→ **SET PROBLEM**: Scan the lines below for the string "scatter" and copy every one that has it.

→ **Lines of data**:
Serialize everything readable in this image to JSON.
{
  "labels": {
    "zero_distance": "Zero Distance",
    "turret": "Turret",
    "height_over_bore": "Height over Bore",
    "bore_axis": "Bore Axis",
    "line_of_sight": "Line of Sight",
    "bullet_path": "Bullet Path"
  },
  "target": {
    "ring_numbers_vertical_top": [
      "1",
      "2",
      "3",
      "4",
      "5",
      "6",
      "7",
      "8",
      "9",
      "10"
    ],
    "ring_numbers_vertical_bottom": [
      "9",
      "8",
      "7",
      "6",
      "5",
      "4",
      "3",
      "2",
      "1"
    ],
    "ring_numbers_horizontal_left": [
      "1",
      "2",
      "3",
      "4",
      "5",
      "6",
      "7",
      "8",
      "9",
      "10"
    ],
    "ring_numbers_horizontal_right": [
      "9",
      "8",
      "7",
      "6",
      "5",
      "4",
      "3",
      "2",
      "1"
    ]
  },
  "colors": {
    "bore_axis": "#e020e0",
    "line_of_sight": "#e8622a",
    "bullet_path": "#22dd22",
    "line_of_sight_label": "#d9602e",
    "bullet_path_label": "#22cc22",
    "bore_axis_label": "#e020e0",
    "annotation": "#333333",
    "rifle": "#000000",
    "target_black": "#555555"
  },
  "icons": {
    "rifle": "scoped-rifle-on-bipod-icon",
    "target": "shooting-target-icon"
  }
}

...

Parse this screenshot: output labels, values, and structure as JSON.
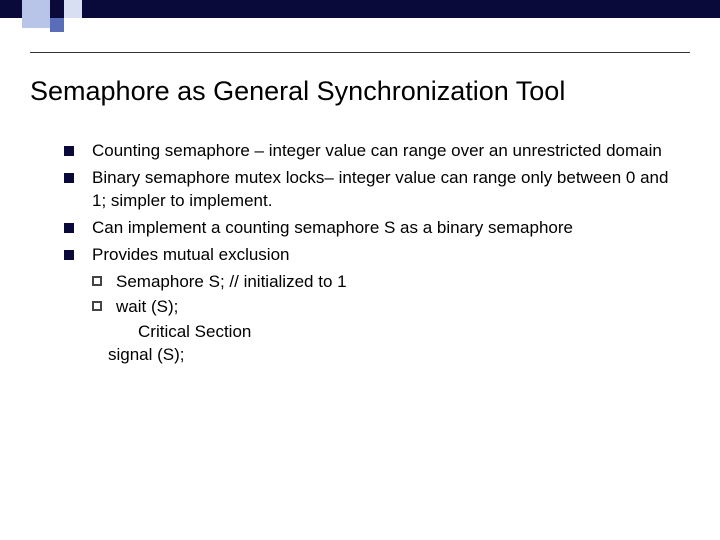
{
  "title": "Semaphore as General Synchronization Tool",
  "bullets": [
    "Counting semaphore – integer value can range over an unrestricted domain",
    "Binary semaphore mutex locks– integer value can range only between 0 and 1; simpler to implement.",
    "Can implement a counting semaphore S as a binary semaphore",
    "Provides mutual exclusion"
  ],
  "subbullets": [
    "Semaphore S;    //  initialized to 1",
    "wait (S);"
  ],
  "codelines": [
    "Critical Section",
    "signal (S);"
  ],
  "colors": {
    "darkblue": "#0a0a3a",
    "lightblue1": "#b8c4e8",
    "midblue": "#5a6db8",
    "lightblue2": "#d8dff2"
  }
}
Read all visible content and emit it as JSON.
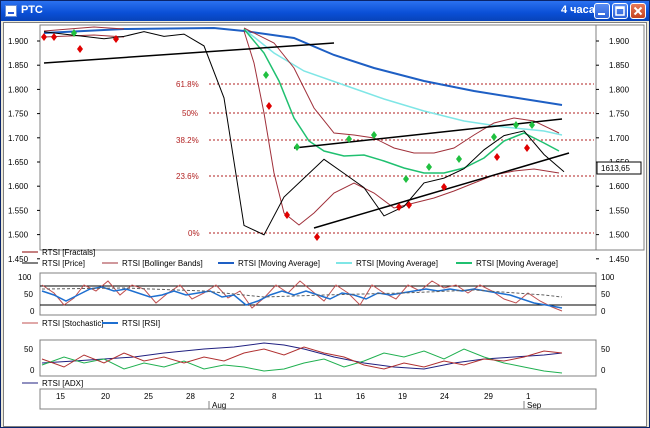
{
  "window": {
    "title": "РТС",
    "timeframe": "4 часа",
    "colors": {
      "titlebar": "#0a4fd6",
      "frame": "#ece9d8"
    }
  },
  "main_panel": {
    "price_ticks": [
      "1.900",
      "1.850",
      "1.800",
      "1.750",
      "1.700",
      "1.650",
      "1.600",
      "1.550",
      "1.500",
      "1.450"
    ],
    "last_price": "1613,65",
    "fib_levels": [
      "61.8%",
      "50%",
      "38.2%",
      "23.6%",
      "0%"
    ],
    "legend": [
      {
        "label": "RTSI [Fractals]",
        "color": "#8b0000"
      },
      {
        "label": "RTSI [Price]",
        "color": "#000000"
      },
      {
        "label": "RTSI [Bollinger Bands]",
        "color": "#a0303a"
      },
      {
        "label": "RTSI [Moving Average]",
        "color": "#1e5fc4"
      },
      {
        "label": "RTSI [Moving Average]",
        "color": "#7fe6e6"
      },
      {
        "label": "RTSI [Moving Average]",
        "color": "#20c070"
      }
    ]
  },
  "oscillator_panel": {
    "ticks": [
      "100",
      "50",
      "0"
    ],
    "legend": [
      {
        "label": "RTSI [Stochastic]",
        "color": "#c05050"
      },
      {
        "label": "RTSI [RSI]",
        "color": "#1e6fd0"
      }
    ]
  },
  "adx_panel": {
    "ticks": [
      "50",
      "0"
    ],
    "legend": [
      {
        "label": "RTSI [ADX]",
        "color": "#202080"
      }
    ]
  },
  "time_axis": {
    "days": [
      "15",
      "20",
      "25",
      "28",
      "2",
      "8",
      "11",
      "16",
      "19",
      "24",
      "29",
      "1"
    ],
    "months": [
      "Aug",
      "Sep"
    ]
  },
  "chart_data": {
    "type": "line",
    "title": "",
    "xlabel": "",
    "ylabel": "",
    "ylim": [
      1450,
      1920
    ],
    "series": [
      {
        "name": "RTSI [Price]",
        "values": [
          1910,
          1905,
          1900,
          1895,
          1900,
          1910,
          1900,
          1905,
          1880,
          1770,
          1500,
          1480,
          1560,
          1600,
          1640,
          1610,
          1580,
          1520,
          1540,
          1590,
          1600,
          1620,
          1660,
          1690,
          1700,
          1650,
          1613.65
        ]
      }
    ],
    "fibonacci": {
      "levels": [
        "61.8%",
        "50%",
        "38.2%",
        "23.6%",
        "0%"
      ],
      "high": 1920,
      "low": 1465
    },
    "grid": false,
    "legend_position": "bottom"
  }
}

---

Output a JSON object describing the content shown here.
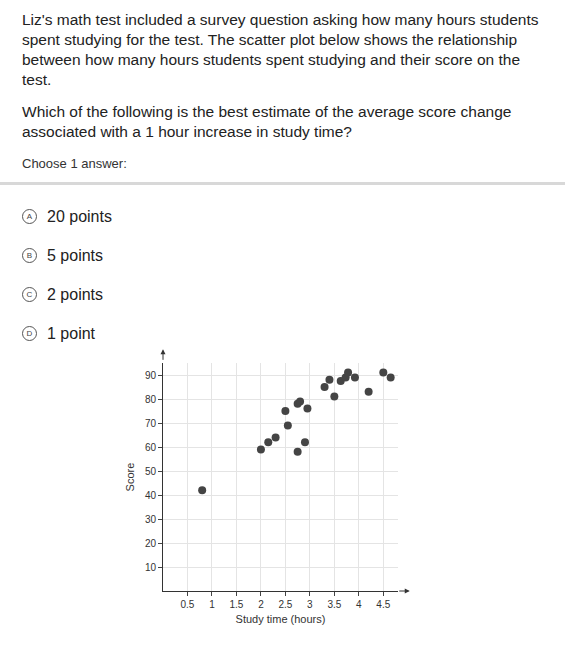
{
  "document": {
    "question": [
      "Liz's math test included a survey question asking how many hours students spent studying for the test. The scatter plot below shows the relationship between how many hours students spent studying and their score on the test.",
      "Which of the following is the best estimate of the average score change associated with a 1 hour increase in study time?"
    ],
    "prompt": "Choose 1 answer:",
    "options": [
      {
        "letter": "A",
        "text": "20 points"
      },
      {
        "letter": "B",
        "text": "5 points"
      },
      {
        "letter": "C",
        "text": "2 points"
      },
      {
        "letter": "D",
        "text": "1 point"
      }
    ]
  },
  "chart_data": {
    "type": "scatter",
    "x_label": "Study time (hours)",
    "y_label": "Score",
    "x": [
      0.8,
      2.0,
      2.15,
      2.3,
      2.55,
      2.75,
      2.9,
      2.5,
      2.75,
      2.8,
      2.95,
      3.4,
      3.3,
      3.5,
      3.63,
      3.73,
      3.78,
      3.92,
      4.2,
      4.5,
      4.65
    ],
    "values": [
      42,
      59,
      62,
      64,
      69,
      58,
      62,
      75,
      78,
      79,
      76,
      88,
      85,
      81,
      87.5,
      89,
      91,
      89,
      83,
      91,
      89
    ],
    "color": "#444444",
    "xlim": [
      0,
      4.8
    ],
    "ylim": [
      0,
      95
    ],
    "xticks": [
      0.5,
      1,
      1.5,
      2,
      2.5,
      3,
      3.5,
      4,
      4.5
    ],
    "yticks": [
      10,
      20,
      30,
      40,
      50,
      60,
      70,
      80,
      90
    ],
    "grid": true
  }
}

→ **FINISHED ANSWER**:
      "Liz's math test included a survey question asking how many hours students spent studying for the test. The scatter plot below shows the relationship between how many hours students spent studying and their score on the test.",
    "type": "scatter",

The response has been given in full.